• _WHAT NEEDS TO BE DONE_
Leave every picture out and write out the records below exactly.

┌──

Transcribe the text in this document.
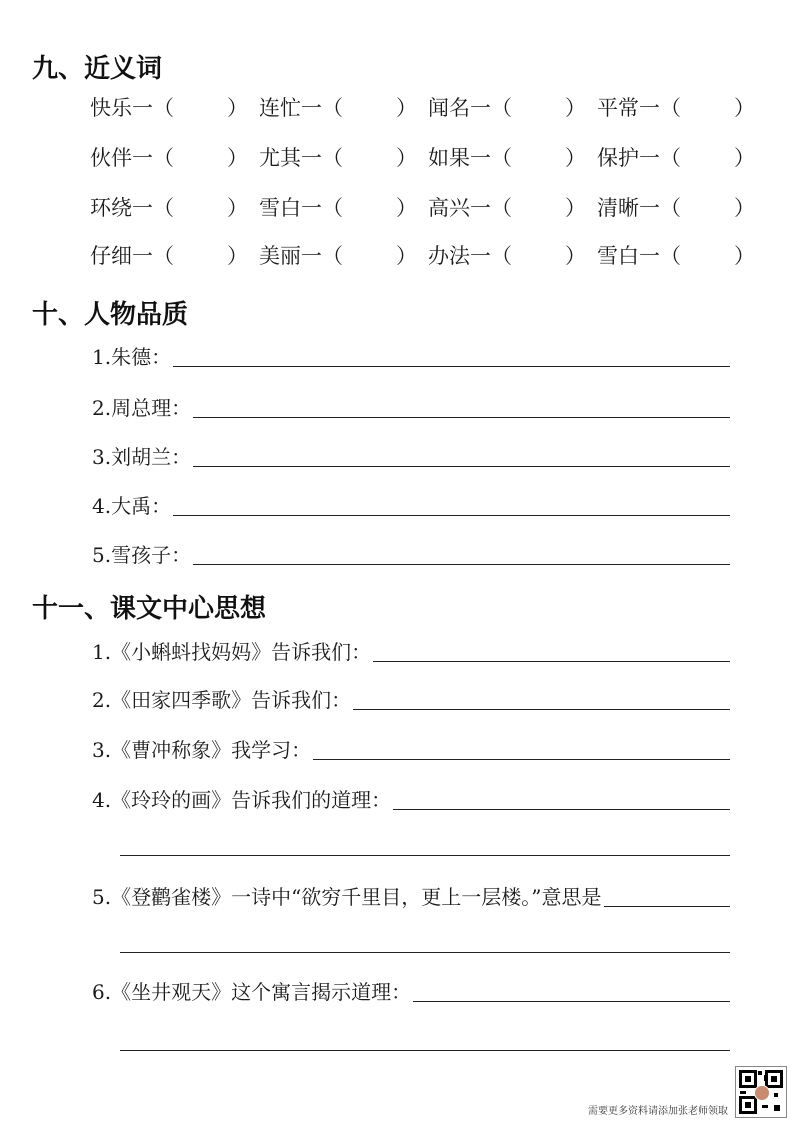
九、近义词
快乐一（	） 连忙一（	） 闻名一（	） 平常一（	）
伙伴一（	） 尤其一（	） 如果一（	） 保护一（	）
环绕一（	） 雪白一（	） 高兴一（	） 清晰一（	）
仔细一（	） 美丽一（	） 办法一（	） 雪白一（	）
十、人物品质
1.朱德：
2.周总理：
3.刘胡兰：
4.大禹：
5.雪孩子：
十一、课文中心思想
1.《小蝌蚪找妈妈》告诉我们：
2.《田家四季歌》告诉我们：
3.《曹冲称象》我学习：
4.《玲玲的画》告诉我们的道理：
5.《登鹳雀楼》一诗中“欲穷千里目，更上一层楼。”意思是
6.《坐井观天》这个寓言揭示道理：
需要更多资料请添加张老师领取
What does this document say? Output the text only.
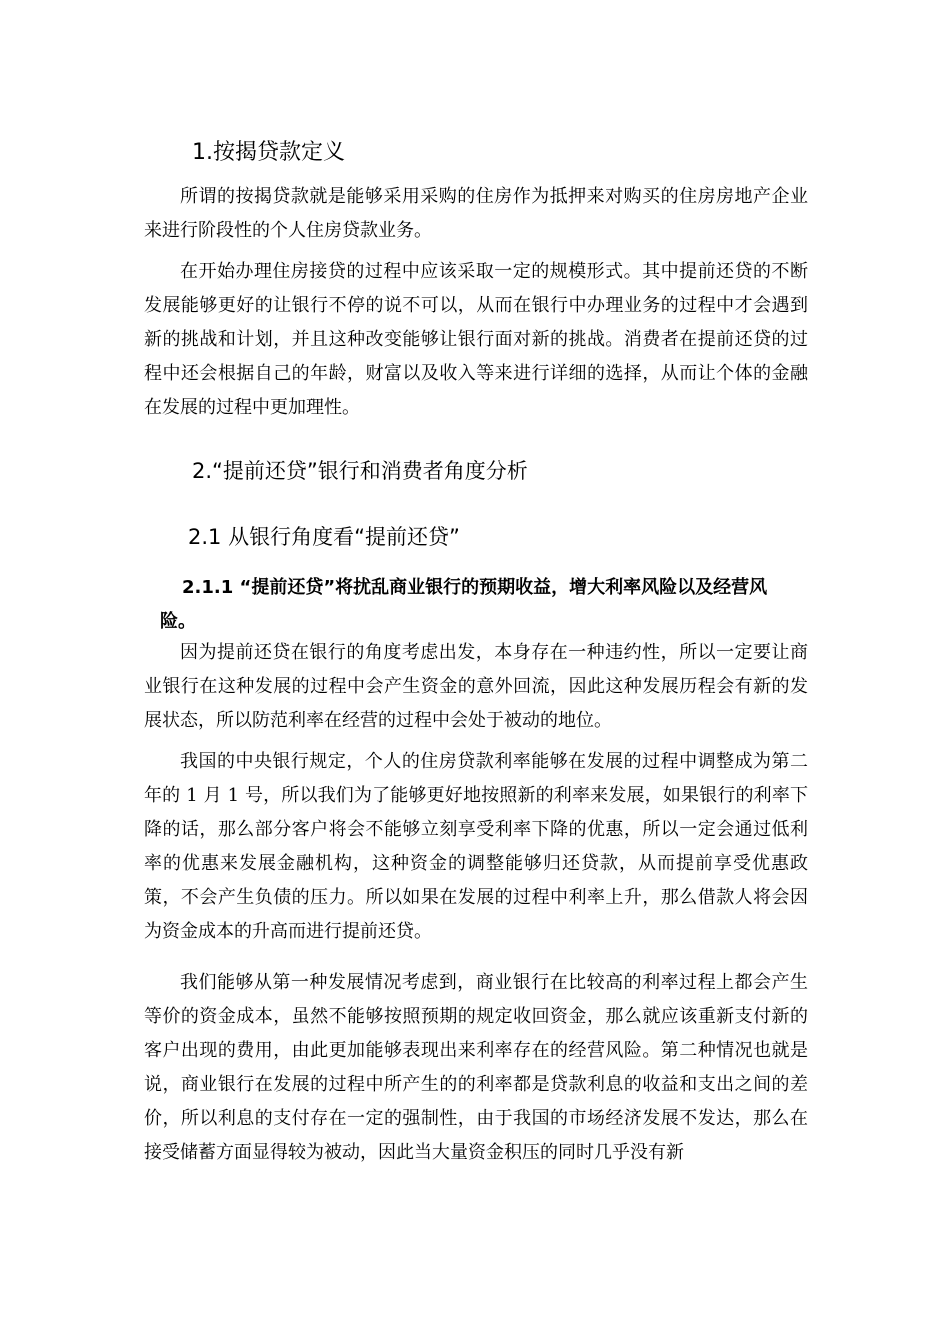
1.按揭贷款定义

所谓的按揭贷款就是能够采用采购的住房作为抵押来对购买的住房房地产企业来进行阶段性的个人住房贷款业务。

在开始办理住房接贷的过程中应该采取一定的规模形式。其中提前还贷的不断发展能够更好的让银行不停的说不可以，从而在银行中办理业务的过程中才会遇到新的挑战和计划，并且这种改变能够让银行面对新的挑战。消费者在提前还贷的过程中还会根据自己的年龄，财富以及收入等来进行详细的选择，从而让个体的金融在发展的过程中更加理性。

2.“提前还贷”银行和消费者角度分析
2.1 从银行角度看“提前还贷”
2.1.1 “提前还贷”将扰乱商业银行的预期收益，增大利率风险以及经营风险。

因为提前还贷在银行的角度考虑出发，本身存在一种违约性，所以一定要让商业银行在这种发展的过程中会产生资金的意外回流，因此这种发展历程会有新的发展状态，所以防范利率在经营的过程中会处于被动的地位。

我国的中央银行规定，个人的住房贷款利率能够在发展的过程中调整成为第二年的 1 月 1 号，所以我们为了能够更好地按照新的利率来发展，如果银行的利率下降的话，那么部分客户将会不能够立刻享受利率下降的优惠，所以一定会通过低利率的优惠来发展金融机构，这种资金的调整能够归还贷款，从而提前享受优惠政策，不会产生负债的压力。所以如果在发展的过程中利率上升，那么借款人将会因为资金成本的升高而进行提前还贷。

我们能够从第一种发展情况考虑到，商业银行在比较高的利率过程上都会产生等价的资金成本，虽然不能够按照预期的规定收回资金，那么就应该重新支付新的客户出现的费用，由此更加能够表现出来利率存在的经营风险。第二种情况也就是说，商业银行在发展的过程中所产生的的利率都是贷款利息的收益和支出之间的差价，所以利息的支付存在一定的强制性，由于我国的市场经济发展不发达，那么在接受储蓄方面显得较为被动，因此当大量资金积压的同时几乎没有新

└──

• _EXPECTED ANSWER_
Transcribe the text in this document.
九、近义词
快乐一（	） 连忙一（	） 闻名一（	） 平常一（	）
伙伴一（	） 尤其一（	） 如果一（	） 保护一（	）
环绕一（	） 雪白一（	） 高兴一（	） 清晰一（	）
仔细一（	） 美丽一（	） 办法一（	） 雪白一（	）
十、人物品质
1.朱德：
2.周总理：
3.刘胡兰：
4.大禹：
5.雪孩子：
十一、课文中心思想
1.《小蝌蚪找妈妈》告诉我们：
2.《田家四季歌》告诉我们：
3.《曹冲称象》我学习：
4.《玲玲的画》告诉我们的道理：
5.《登鹳雀楼》一诗中“欲穷千里目，更上一层楼。”意思是
6.《坐井观天》这个寓言揭示道理：
需要更多资料请添加张老师领取
What does this document say? Output the text only.
1.按揭贷款定义

所谓的按揭贷款就是能够采用采购的住房作为抵押来对购买的住房房地产企业来进行阶段性的个人住房贷款业务。

在开始办理住房接贷的过程中应该采取一定的规模形式。其中提前还贷的不断发展能够更好的让银行不停的说不可以，从而在银行中办理业务的过程中才会遇到新的挑战和计划，并且这种改变能够让银行面对新的挑战。消费者在提前还贷的过程中还会根据自己的年龄，财富以及收入等来进行详细的选择，从而让个体的金融在发展的过程中更加理性。

2.“提前还贷”银行和消费者角度分析
2.1 从银行角度看“提前还贷”
2.1.1 “提前还贷”将扰乱商业银行的预期收益，增大利率风险以及经营风险。

因为提前还贷在银行的角度考虑出发，本身存在一种违约性，所以一定要让商业银行在这种发展的过程中会产生资金的意外回流，因此这种发展历程会有新的发展状态，所以防范利率在经营的过程中会处于被动的地位。

我国的中央银行规定，个人的住房贷款利率能够在发展的过程中调整成为第二年的 1 月 1 号，所以我们为了能够更好地按照新的利率来发展，如果银行的利率下降的话，那么部分客户将会不能够立刻享受利率下降的优惠，所以一定会通过低利率的优惠来发展金融机构，这种资金的调整能够归还贷款，从而提前享受优惠政策，不会产生负债的压力。所以如果在发展的过程中利率上升，那么借款人将会因为资金成本的升高而进行提前还贷。

我们能够从第一种发展情况考虑到，商业银行在比较高的利率过程上都会产生等价的资金成本，虽然不能够按照预期的规定收回资金，那么就应该重新支付新的客户出现的费用，由此更加能够表现出来利率存在的经营风险。第二种情况也就是说，商业银行在发展的过程中所产生的的利率都是贷款利息的收益和支出之间的差价，所以利息的支付存在一定的强制性，由于我国的市场经济发展不发达，那么在接受储蓄方面显得较为被动，因此当大量资金积压的同时几乎没有新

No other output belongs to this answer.